Reproduce the listing exactly, with no pictures in your copy.

::: WORKING DATA

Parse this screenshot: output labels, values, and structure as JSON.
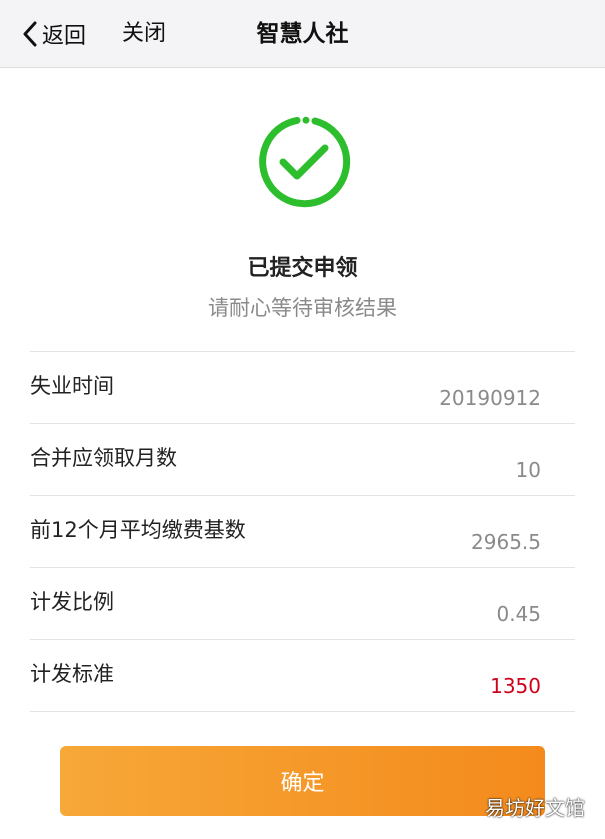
{
  "nav": {
    "back_label": "返回",
    "close_label": "关闭",
    "title": "智慧人社"
  },
  "status": {
    "icon": "check-circle-icon",
    "color": "#2dbe2d",
    "title": "已提交申领",
    "subtitle": "请耐心等待审核结果"
  },
  "info": {
    "rows": [
      {
        "label": "失业时间",
        "value": "20190912"
      },
      {
        "label": "合并应领取月数",
        "value": "10"
      },
      {
        "label": "前12个月平均缴费基数",
        "value": "2965.5"
      },
      {
        "label": "计发比例",
        "value": "0.45"
      },
      {
        "label": "计发标准",
        "value": "1350"
      }
    ]
  },
  "button": {
    "confirm_label": "确定"
  },
  "watermark": "易坊好文馆",
  "colors": {
    "accent_orange": "#f48a1c",
    "highlight_red": "#d0021b",
    "success_green": "#2dbe2d"
  }
}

::::::

EXERCISE SOLUTION:
Parse this screenshot: output labels, values, and structure as JSON.
{
  "nav": {
    "back_label": "返回",
    "close_label": "关闭",
    "title": "智慧人社"
  },
  "status": {
    "icon": "check-circle-icon",
    "color": "#2dbe2d",
    "title": "已提交申领",
    "subtitle": "请耐心等待审核结果"
  },
  "info": {
    "rows": [
      {
        "label": "失业时间",
        "value": "20190912"
      },
      {
        "label": "合并应领取月数",
        "value": "10"
      },
      {
        "label": "前12个月平均缴费基数",
        "value": "2965.5"
      },
      {
        "label": "计发比例",
        "value": "0.45"
      },
      {
        "label": "计发标准",
        "value": "1350"
      }
    ]
  },
  "button": {
    "confirm_label": "确定"
  },
  "watermark": "易坊好文馆",
  "colors": {
    "accent_orange": "#f48a1c",
    "highlight_red": "#d0021b",
    "success_green": "#2dbe2d"
  }
}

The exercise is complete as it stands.